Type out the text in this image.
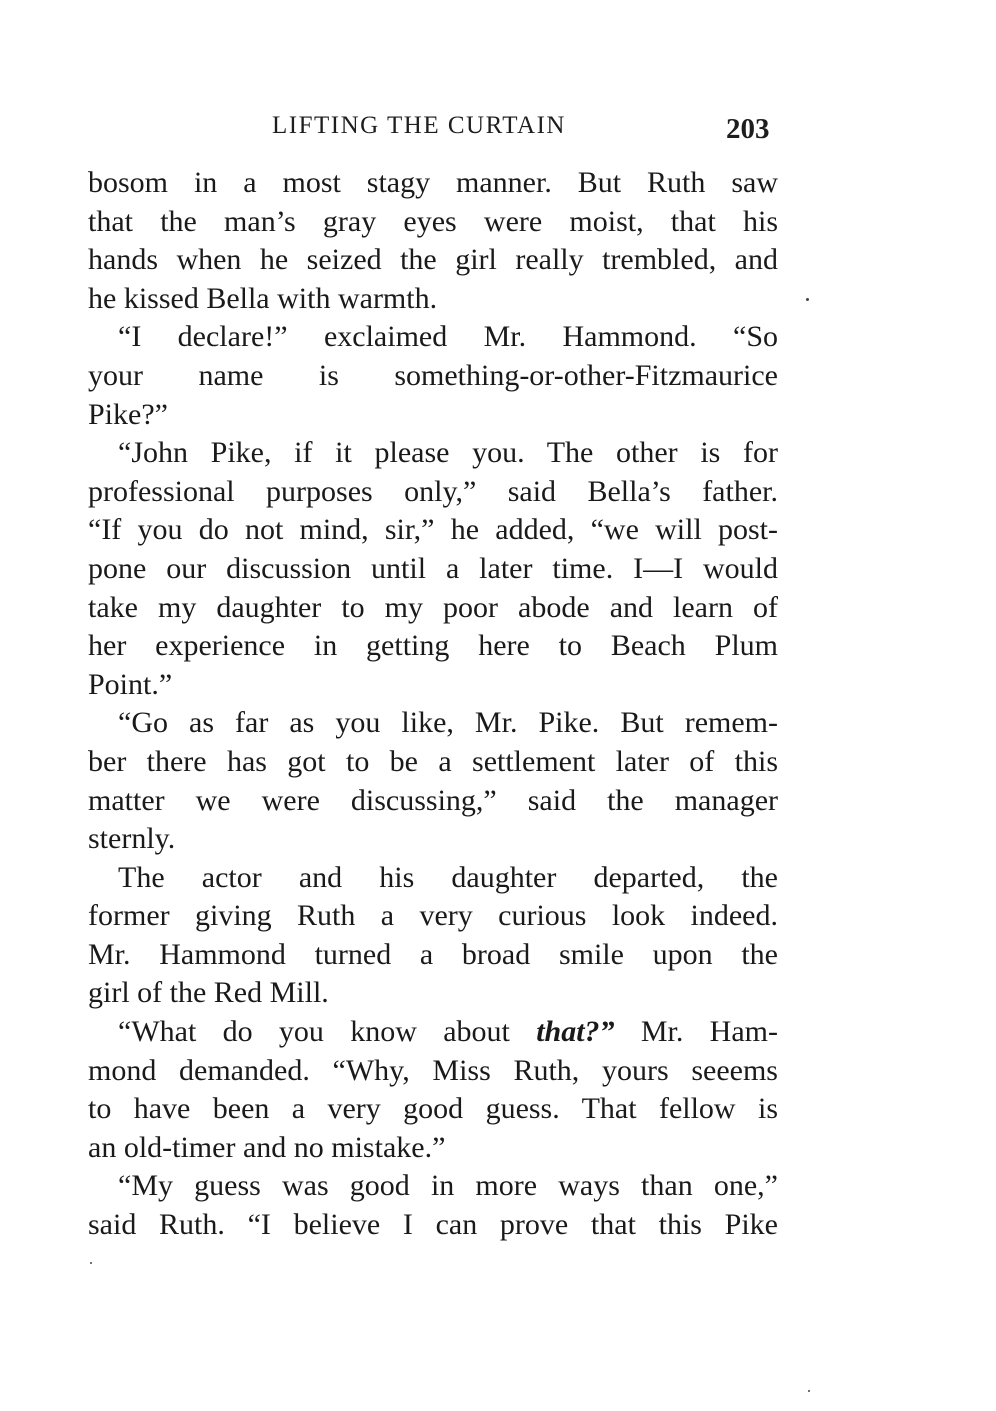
LIFTING THE CURTAIN	203
bosom in a most stagy manner. But Ruth saw
that the man’s gray eyes were moist, that his
hands when he seized the girl really trembled, and
he kissed Bella with warmth.
“I declare!” exclaimed Mr. Hammond. “So
your name is something-or-other-Fitzmaurice
Pike?”
“John Pike, if it please you. The other is for
professional purposes only,” said Bella’s father.
“If you do not mind, sir,” he added, “we will post-
pone our discussion until a later time. I—I would
take my daughter to my poor abode and learn of
her experience in getting here to Beach Plum
Point.”
“Go as far as you like, Mr. Pike. But remem-
ber there has got to be a settlement later of this
matter we were discussing,” said the manager
sternly.
The actor and his daughter departed, the
former giving Ruth a very curious look indeed.
Mr. Hammond turned a broad smile upon the
girl of the Red Mill.
“What do you know about that?” Mr. Ham-
mond demanded. “Why, Miss Ruth, yours seeems
to have been a very good guess. That fellow is
an old-timer and no mistake.”
“My guess was good in more ways than one,”
said Ruth. “I believe I can prove that this Pike
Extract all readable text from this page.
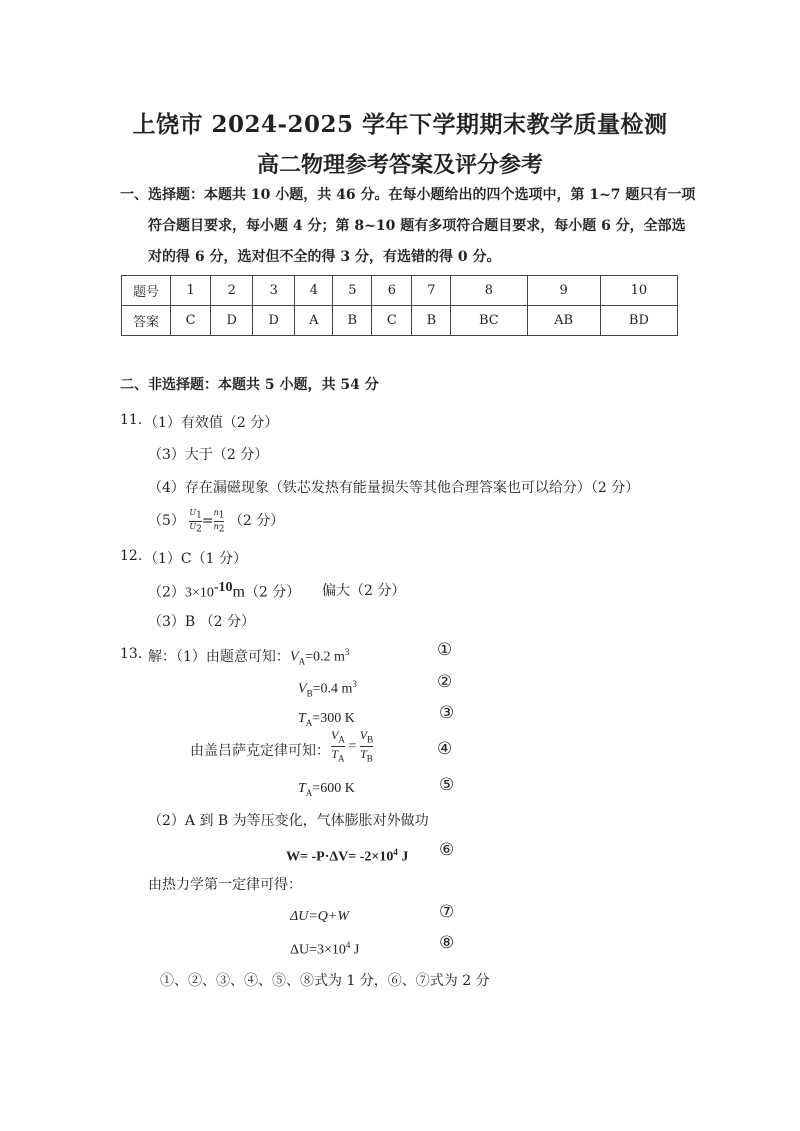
上饶市 2024-2025 学年下学期期末教学质量检测
高二物理参考答案及评分参考
一、选择题：本题共 10 小题，共 46 分。在每小题给出的四个选项中，第 1~7 题只有一项
符合题目要求，每小题 4 分；第 8~10 题有多项符合题目要求，每小题 6 分，全部选
对的得 6 分，选对但不全的得 3 分，有选错的得 0 分。
题号	1	2	3	4	5	6	7	8	9	10
答案	C	D	D	A	B	C	B	BC	AB	BD
二、非选择题：本题共 5 小题，共 54 分
11. （1）有效值（2 分）
（3）大于（2 分）
（4）存在漏磁现象（铁芯发热有能量损失等其他合理答案也可以给分）（2 分）
$(5) \frac{U_1}{U_2} = \frac{n_1}{n_2} (2$ 分）
12. （1）C（1 分）
$(2)3\times 10^{-10}m(2$ 分） 偏大（2 分）
（3）B （2 分）
13. 解：（1）由题意可知： $V_A=0.2$ $m^3$	①
$V_B=0.4$ $m^3$	②
$T_A=300$ K	③
由盖吕萨克定律可知： $\frac{V_A}{T_A} = \frac{V_B}{T_B}$	④
$T_A=600$ K	⑤
（2）A 到 B 为等压变化，气体膨胀对外做功
$W= -P\cdot\Delta V= -2\times 10^4$ J ⑥
由热力学第一定律可得：
ΔU=Q+W	⑦
$\Delta U=3\times 10^4$ J	⑧
①、②、③、④、⑤、⑧式为 1 分，⑥、⑦式为 2 分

[TASK STATEMENT]
Show, from the listing above, each line that contains the word "girl".

[THE ANSWER]
hands when he seized the girl really trembled, and
girl of the Red Mill.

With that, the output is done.